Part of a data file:
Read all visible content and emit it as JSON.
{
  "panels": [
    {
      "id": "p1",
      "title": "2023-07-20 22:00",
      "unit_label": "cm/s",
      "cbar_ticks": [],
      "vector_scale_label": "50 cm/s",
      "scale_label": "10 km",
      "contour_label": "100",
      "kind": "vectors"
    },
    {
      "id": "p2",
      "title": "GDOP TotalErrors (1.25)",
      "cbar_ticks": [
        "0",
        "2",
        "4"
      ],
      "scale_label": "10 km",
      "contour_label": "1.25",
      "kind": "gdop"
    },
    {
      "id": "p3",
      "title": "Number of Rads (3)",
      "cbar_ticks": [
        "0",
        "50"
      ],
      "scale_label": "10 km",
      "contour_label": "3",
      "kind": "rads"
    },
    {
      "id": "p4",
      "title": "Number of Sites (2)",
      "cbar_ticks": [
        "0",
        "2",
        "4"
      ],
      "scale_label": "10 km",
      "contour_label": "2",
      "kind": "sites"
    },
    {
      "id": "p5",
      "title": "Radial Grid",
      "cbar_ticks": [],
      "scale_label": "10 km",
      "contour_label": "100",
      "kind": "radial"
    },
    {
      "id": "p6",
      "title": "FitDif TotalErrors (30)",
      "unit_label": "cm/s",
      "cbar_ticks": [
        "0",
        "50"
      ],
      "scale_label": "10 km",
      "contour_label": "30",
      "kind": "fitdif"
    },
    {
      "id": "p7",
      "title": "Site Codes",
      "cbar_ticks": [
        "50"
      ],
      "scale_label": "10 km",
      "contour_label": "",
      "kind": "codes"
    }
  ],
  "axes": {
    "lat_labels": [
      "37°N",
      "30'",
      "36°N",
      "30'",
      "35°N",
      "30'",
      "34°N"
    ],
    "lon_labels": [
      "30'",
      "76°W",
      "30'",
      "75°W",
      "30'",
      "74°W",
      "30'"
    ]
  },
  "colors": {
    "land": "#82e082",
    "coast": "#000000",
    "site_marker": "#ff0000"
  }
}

What is needed:
Above are some records. Count the lines among them with the word "kind", and answer with the number only.

Problem solution:
7